Transcribe the listing verbatim. Do not carry over any pictures.

-- Start of Records to process --

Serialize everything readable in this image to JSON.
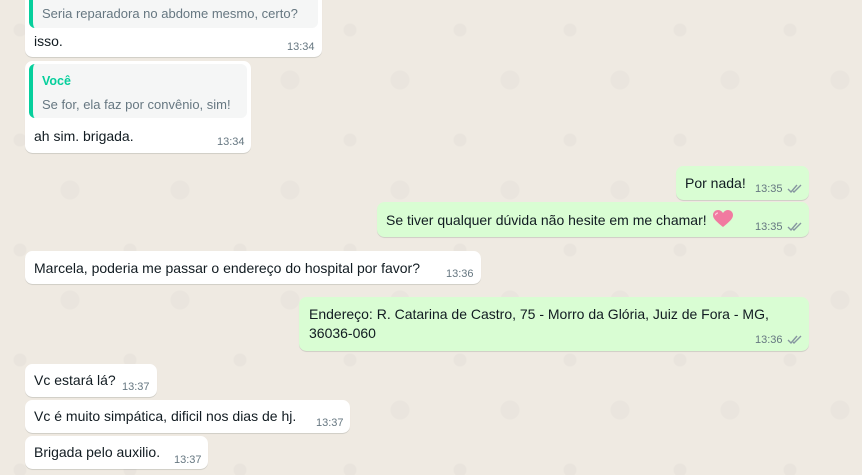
{
  "colors": {
    "wallpaper": "#efeae2",
    "incoming_bubble": "#ffffff",
    "outgoing_bubble": "#d9fdd3",
    "quote_accent": "#06cf9c",
    "read_ticks": "#8696a0",
    "timestamp": "#667781"
  },
  "messages": [
    {
      "id": "m0",
      "direction": "in",
      "quote_text": "Seria reparadora no abdome mesmo, certo?",
      "text": "isso.",
      "time": "13:34"
    },
    {
      "id": "m1",
      "direction": "in",
      "quote_author": "Você",
      "quote_text": "Se for, ela faz por convênio, sim!",
      "text": "ah sim. brigada.",
      "time": "13:34"
    },
    {
      "id": "m2",
      "direction": "out",
      "text": "Por nada!",
      "time": "13:35",
      "status_icon": "double-check-icon"
    },
    {
      "id": "m3",
      "direction": "out",
      "text": "Se tiver qualquer dúvida não hesite em me chamar!",
      "emoji": "heart-emoji",
      "time": "13:35",
      "status_icon": "double-check-icon"
    },
    {
      "id": "m4",
      "direction": "in",
      "text": "Marcela, poderia me passar o endereço do hospital por favor?",
      "time": "13:36"
    },
    {
      "id": "m5",
      "direction": "out",
      "text_line1": "Endereço: R. Catarina de Castro, 75 - Morro da Glória, Juiz de Fora - MG,",
      "text_line2": "36036-060",
      "time": "13:36",
      "status_icon": "double-check-icon"
    },
    {
      "id": "m6",
      "direction": "in",
      "text": "Vc estará lá?",
      "time": "13:37"
    },
    {
      "id": "m7",
      "direction": "in",
      "text": "Vc é muito simpática, dificil nos dias de hj.",
      "time": "13:37"
    },
    {
      "id": "m8",
      "direction": "in",
      "text": "Brigada pelo auxilio.",
      "time": "13:37"
    }
  ]
}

-- End of Records to process --

*Output of the task*.
Serialize everything readable in this image to JSON.
{
  "colors": {
    "wallpaper": "#efeae2",
    "incoming_bubble": "#ffffff",
    "outgoing_bubble": "#d9fdd3",
    "quote_accent": "#06cf9c",
    "read_ticks": "#8696a0",
    "timestamp": "#667781"
  },
  "messages": [
    {
      "id": "m0",
      "direction": "in",
      "quote_text": "Seria reparadora no abdome mesmo, certo?",
      "text": "isso.",
      "time": "13:34"
    },
    {
      "id": "m1",
      "direction": "in",
      "quote_author": "Você",
      "quote_text": "Se for, ela faz por convênio, sim!",
      "text": "ah sim. brigada.",
      "time": "13:34"
    },
    {
      "id": "m2",
      "direction": "out",
      "text": "Por nada!",
      "time": "13:35",
      "status_icon": "double-check-icon"
    },
    {
      "id": "m3",
      "direction": "out",
      "text": "Se tiver qualquer dúvida não hesite em me chamar!",
      "emoji": "heart-emoji",
      "time": "13:35",
      "status_icon": "double-check-icon"
    },
    {
      "id": "m4",
      "direction": "in",
      "text": "Marcela, poderia me passar o endereço do hospital por favor?",
      "time": "13:36"
    },
    {
      "id": "m5",
      "direction": "out",
      "text_line1": "Endereço: R. Catarina de Castro, 75 - Morro da Glória, Juiz de Fora - MG,",
      "text_line2": "36036-060",
      "time": "13:36",
      "status_icon": "double-check-icon"
    },
    {
      "id": "m6",
      "direction": "in",
      "text": "Vc estará lá?",
      "time": "13:37"
    },
    {
      "id": "m7",
      "direction": "in",
      "text": "Vc é muito simpática, dificil nos dias de hj.",
      "time": "13:37"
    },
    {
      "id": "m8",
      "direction": "in",
      "text": "Brigada pelo auxilio.",
      "time": "13:37"
    }
  ]
}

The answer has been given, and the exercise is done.